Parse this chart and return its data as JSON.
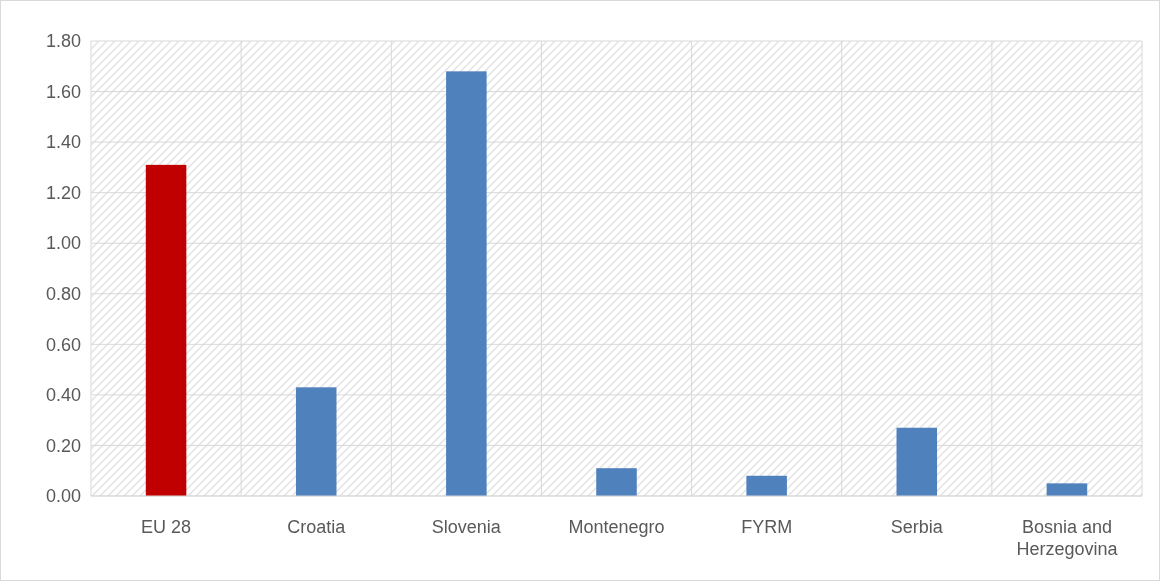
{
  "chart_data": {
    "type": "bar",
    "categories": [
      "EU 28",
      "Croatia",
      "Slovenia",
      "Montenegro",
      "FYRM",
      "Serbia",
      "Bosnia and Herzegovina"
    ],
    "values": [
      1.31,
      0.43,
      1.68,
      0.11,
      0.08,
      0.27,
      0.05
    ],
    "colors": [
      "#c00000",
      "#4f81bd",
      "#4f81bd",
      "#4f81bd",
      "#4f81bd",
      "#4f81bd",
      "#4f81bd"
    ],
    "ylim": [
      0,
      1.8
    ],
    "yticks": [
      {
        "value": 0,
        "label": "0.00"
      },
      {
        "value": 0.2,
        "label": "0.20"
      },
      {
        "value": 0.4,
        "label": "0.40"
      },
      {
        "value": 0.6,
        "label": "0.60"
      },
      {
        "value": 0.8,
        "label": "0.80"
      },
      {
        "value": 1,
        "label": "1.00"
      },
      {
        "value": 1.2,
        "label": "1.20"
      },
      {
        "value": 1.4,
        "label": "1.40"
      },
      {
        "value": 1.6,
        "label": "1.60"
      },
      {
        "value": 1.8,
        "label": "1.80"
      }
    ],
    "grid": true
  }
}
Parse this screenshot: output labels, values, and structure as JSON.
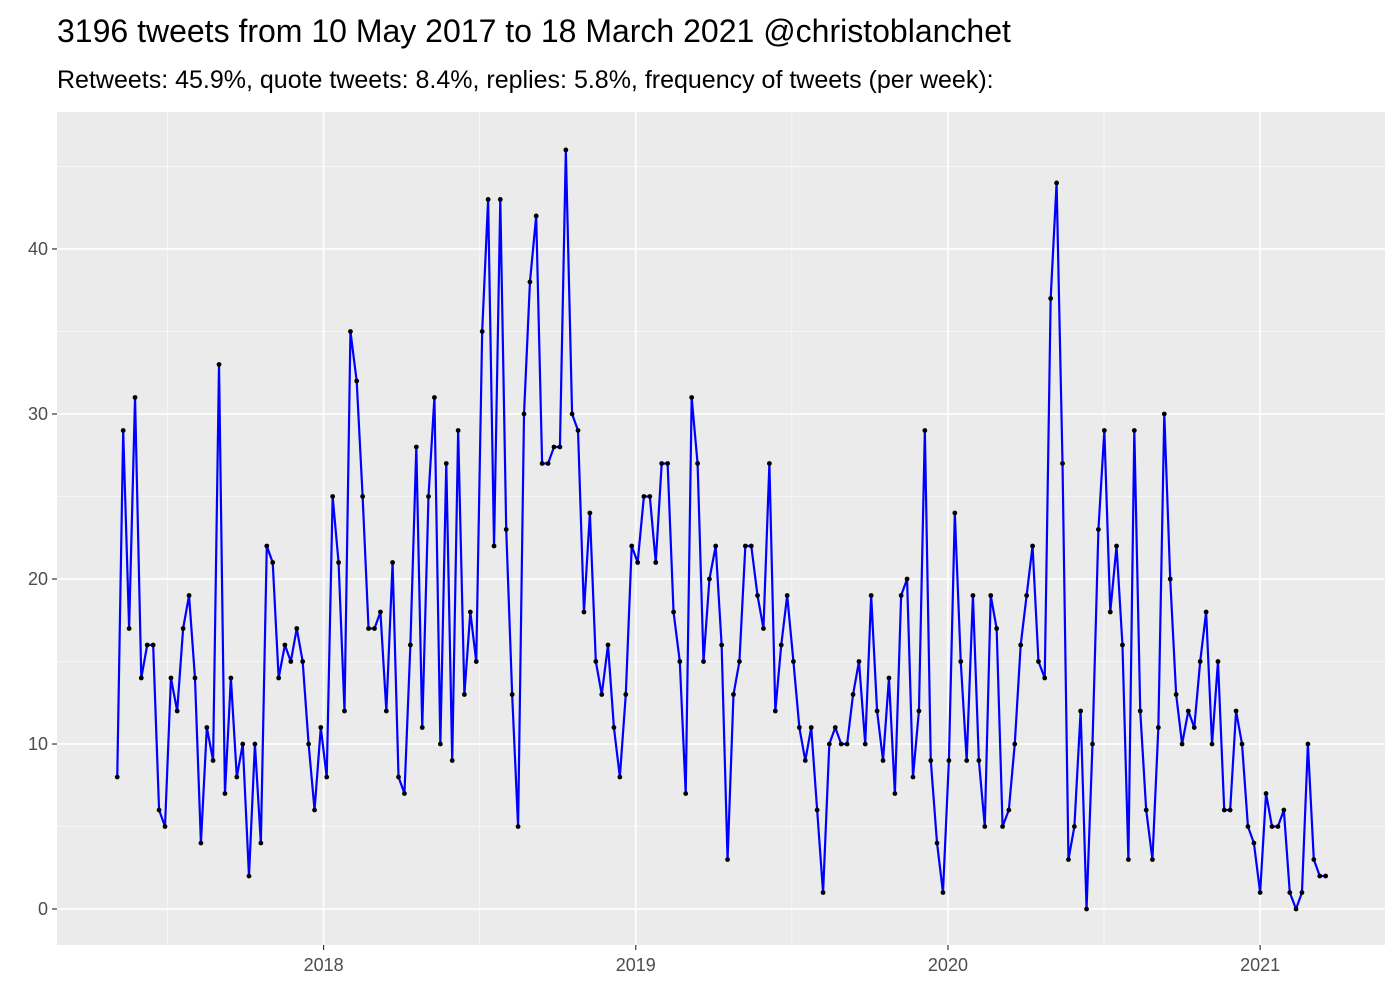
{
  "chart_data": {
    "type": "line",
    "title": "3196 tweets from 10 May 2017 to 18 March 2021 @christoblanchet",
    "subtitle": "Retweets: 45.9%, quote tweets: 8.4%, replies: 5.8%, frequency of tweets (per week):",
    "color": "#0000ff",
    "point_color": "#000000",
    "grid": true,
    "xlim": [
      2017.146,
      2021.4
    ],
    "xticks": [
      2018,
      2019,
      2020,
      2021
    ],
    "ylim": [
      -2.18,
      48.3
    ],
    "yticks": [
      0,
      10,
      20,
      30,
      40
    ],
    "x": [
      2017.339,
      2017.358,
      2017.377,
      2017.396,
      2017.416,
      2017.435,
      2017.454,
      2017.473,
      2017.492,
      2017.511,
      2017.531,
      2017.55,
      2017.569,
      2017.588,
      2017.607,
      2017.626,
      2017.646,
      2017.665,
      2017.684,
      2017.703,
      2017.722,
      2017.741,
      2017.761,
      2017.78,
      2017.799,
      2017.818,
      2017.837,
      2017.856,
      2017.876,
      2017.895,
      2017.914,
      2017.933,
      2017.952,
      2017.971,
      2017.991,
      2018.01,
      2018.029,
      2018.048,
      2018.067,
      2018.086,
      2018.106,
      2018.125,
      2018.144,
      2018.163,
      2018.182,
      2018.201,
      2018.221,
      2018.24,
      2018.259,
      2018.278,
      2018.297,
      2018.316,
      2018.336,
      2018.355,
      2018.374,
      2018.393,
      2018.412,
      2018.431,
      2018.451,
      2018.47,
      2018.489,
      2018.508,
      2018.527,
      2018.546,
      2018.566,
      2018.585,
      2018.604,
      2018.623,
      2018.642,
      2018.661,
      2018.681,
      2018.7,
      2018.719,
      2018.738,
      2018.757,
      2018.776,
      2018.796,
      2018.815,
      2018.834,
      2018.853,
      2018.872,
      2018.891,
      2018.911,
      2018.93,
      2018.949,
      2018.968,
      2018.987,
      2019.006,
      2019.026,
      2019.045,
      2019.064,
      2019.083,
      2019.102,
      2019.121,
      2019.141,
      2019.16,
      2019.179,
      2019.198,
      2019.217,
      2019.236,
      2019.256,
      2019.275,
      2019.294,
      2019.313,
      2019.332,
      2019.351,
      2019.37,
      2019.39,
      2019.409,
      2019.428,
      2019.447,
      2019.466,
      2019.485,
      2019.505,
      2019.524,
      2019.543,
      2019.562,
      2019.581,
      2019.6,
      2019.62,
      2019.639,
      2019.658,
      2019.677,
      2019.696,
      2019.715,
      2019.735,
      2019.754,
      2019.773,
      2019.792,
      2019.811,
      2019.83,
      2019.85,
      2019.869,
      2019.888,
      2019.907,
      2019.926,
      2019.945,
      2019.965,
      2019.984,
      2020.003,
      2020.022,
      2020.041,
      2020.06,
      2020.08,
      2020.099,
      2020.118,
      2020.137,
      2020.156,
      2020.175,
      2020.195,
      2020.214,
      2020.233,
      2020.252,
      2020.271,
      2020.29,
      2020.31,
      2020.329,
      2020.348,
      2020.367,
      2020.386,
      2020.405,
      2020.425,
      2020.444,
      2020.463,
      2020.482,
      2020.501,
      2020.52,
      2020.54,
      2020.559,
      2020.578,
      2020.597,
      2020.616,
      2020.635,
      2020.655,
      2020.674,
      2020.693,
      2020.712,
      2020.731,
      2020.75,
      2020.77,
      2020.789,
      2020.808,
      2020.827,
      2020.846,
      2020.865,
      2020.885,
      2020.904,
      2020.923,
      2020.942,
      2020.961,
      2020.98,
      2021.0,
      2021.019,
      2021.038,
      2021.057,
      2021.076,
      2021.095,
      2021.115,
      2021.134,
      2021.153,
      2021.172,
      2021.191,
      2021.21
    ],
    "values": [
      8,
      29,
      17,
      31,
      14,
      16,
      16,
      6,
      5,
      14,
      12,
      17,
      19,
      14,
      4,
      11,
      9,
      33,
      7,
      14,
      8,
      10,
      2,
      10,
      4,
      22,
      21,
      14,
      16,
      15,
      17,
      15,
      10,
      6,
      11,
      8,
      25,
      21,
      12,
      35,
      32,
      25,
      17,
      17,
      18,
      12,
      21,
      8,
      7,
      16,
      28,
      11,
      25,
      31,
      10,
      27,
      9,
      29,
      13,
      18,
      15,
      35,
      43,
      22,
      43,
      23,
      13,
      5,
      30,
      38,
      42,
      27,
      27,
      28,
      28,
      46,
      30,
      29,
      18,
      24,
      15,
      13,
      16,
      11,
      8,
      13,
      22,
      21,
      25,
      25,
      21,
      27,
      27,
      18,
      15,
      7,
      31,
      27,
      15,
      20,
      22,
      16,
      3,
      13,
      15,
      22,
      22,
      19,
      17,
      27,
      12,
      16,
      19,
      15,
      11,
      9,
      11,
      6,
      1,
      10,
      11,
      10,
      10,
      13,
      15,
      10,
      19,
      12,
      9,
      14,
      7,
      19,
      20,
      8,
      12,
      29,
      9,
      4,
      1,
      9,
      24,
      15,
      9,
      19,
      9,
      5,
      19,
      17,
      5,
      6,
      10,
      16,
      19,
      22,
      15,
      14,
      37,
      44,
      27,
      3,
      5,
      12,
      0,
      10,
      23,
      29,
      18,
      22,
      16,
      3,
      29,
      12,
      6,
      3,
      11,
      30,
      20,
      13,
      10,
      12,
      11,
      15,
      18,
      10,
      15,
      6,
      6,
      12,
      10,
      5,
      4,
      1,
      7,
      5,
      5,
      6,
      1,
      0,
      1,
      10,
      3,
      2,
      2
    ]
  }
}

What the task requires → Transcribe the full listing above exactly, with the images removed.

Solution to this task →
Parse this chart and return its data as JSON.
{
  "chart_data": {
    "type": "bar",
    "categories": [
      "EU 28",
      "Croatia",
      "Slovenia",
      "Montenegro",
      "FYRM",
      "Serbia",
      "Bosnia and Herzegovina"
    ],
    "values": [
      1.31,
      0.43,
      1.68,
      0.11,
      0.08,
      0.27,
      0.05
    ],
    "colors": [
      "#c00000",
      "#4f81bd",
      "#4f81bd",
      "#4f81bd",
      "#4f81bd",
      "#4f81bd",
      "#4f81bd"
    ],
    "ylim": [
      0,
      1.8
    ],
    "yticks": [
      {
        "value": 0,
        "label": "0.00"
      },
      {
        "value": 0.2,
        "label": "0.20"
      },
      {
        "value": 0.4,
        "label": "0.40"
      },
      {
        "value": 0.6,
        "label": "0.60"
      },
      {
        "value": 0.8,
        "label": "0.80"
      },
      {
        "value": 1,
        "label": "1.00"
      },
      {
        "value": 1.2,
        "label": "1.20"
      },
      {
        "value": 1.4,
        "label": "1.40"
      },
      {
        "value": 1.6,
        "label": "1.60"
      },
      {
        "value": 1.8,
        "label": "1.80"
      }
    ],
    "grid": true
  }
}
Parse this screenshot: output labels, values, and structure as JSON.
{
  "chart_data": {
    "type": "line",
    "title": "3196 tweets from 10 May 2017 to 18 March 2021 @christoblanchet",
    "subtitle": "Retweets: 45.9%, quote tweets: 8.4%, replies: 5.8%, frequency of tweets (per week):",
    "color": "#0000ff",
    "point_color": "#000000",
    "grid": true,
    "xlim": [
      2017.146,
      2021.4
    ],
    "xticks": [
      2018,
      2019,
      2020,
      2021
    ],
    "ylim": [
      -2.18,
      48.3
    ],
    "yticks": [
      0,
      10,
      20,
      30,
      40
    ],
    "x": [
      2017.339,
      2017.358,
      2017.377,
      2017.396,
      2017.416,
      2017.435,
      2017.454,
      2017.473,
      2017.492,
      2017.511,
      2017.531,
      2017.55,
      2017.569,
      2017.588,
      2017.607,
      2017.626,
      2017.646,
      2017.665,
      2017.684,
      2017.703,
      2017.722,
      2017.741,
      2017.761,
      2017.78,
      2017.799,
      2017.818,
      2017.837,
      2017.856,
      2017.876,
      2017.895,
      2017.914,
      2017.933,
      2017.952,
      2017.971,
      2017.991,
      2018.01,
      2018.029,
      2018.048,
      2018.067,
      2018.086,
      2018.106,
      2018.125,
      2018.144,
      2018.163,
      2018.182,
      2018.201,
      2018.221,
      2018.24,
      2018.259,
      2018.278,
      2018.297,
      2018.316,
      2018.336,
      2018.355,
      2018.374,
      2018.393,
      2018.412,
      2018.431,
      2018.451,
      2018.47,
      2018.489,
      2018.508,
      2018.527,
      2018.546,
      2018.566,
      2018.585,
      2018.604,
      2018.623,
      2018.642,
      2018.661,
      2018.681,
      2018.7,
      2018.719,
      2018.738,
      2018.757,
      2018.776,
      2018.796,
      2018.815,
      2018.834,
      2018.853,
      2018.872,
      2018.891,
      2018.911,
      2018.93,
      2018.949,
      2018.968,
      2018.987,
      2019.006,
      2019.026,
      2019.045,
      2019.064,
      2019.083,
      2019.102,
      2019.121,
      2019.141,
      2019.16,
      2019.179,
      2019.198,
      2019.217,
      2019.236,
      2019.256,
      2019.275,
      2019.294,
      2019.313,
      2019.332,
      2019.351,
      2019.37,
      2019.39,
      2019.409,
      2019.428,
      2019.447,
      2019.466,
      2019.485,
      2019.505,
      2019.524,
      2019.543,
      2019.562,
      2019.581,
      2019.6,
      2019.62,
      2019.639,
      2019.658,
      2019.677,
      2019.696,
      2019.715,
      2019.735,
      2019.754,
      2019.773,
      2019.792,
      2019.811,
      2019.83,
      2019.85,
      2019.869,
      2019.888,
      2019.907,
      2019.926,
      2019.945,
      2019.965,
      2019.984,
      2020.003,
      2020.022,
      2020.041,
      2020.06,
      2020.08,
      2020.099,
      2020.118,
      2020.137,
      2020.156,
      2020.175,
      2020.195,
      2020.214,
      2020.233,
      2020.252,
      2020.271,
      2020.29,
      2020.31,
      2020.329,
      2020.348,
      2020.367,
      2020.386,
      2020.405,
      2020.425,
      2020.444,
      2020.463,
      2020.482,
      2020.501,
      2020.52,
      2020.54,
      2020.559,
      2020.578,
      2020.597,
      2020.616,
      2020.635,
      2020.655,
      2020.674,
      2020.693,
      2020.712,
      2020.731,
      2020.75,
      2020.77,
      2020.789,
      2020.808,
      2020.827,
      2020.846,
      2020.865,
      2020.885,
      2020.904,
      2020.923,
      2020.942,
      2020.961,
      2020.98,
      2021.0,
      2021.019,
      2021.038,
      2021.057,
      2021.076,
      2021.095,
      2021.115,
      2021.134,
      2021.153,
      2021.172,
      2021.191,
      2021.21
    ],
    "values": [
      8,
      29,
      17,
      31,
      14,
      16,
      16,
      6,
      5,
      14,
      12,
      17,
      19,
      14,
      4,
      11,
      9,
      33,
      7,
      14,
      8,
      10,
      2,
      10,
      4,
      22,
      21,
      14,
      16,
      15,
      17,
      15,
      10,
      6,
      11,
      8,
      25,
      21,
      12,
      35,
      32,
      25,
      17,
      17,
      18,
      12,
      21,
      8,
      7,
      16,
      28,
      11,
      25,
      31,
      10,
      27,
      9,
      29,
      13,
      18,
      15,
      35,
      43,
      22,
      43,
      23,
      13,
      5,
      30,
      38,
      42,
      27,
      27,
      28,
      28,
      46,
      30,
      29,
      18,
      24,
      15,
      13,
      16,
      11,
      8,
      13,
      22,
      21,
      25,
      25,
      21,
      27,
      27,
      18,
      15,
      7,
      31,
      27,
      15,
      20,
      22,
      16,
      3,
      13,
      15,
      22,
      22,
      19,
      17,
      27,
      12,
      16,
      19,
      15,
      11,
      9,
      11,
      6,
      1,
      10,
      11,
      10,
      10,
      13,
      15,
      10,
      19,
      12,
      9,
      14,
      7,
      19,
      20,
      8,
      12,
      29,
      9,
      4,
      1,
      9,
      24,
      15,
      9,
      19,
      9,
      5,
      19,
      17,
      5,
      6,
      10,
      16,
      19,
      22,
      15,
      14,
      37,
      44,
      27,
      3,
      5,
      12,
      0,
      10,
      23,
      29,
      18,
      22,
      16,
      3,
      29,
      12,
      6,
      3,
      11,
      30,
      20,
      13,
      10,
      12,
      11,
      15,
      18,
      10,
      15,
      6,
      6,
      12,
      10,
      5,
      4,
      1,
      7,
      5,
      5,
      6,
      1,
      0,
      1,
      10,
      3,
      2,
      2
    ]
  }
}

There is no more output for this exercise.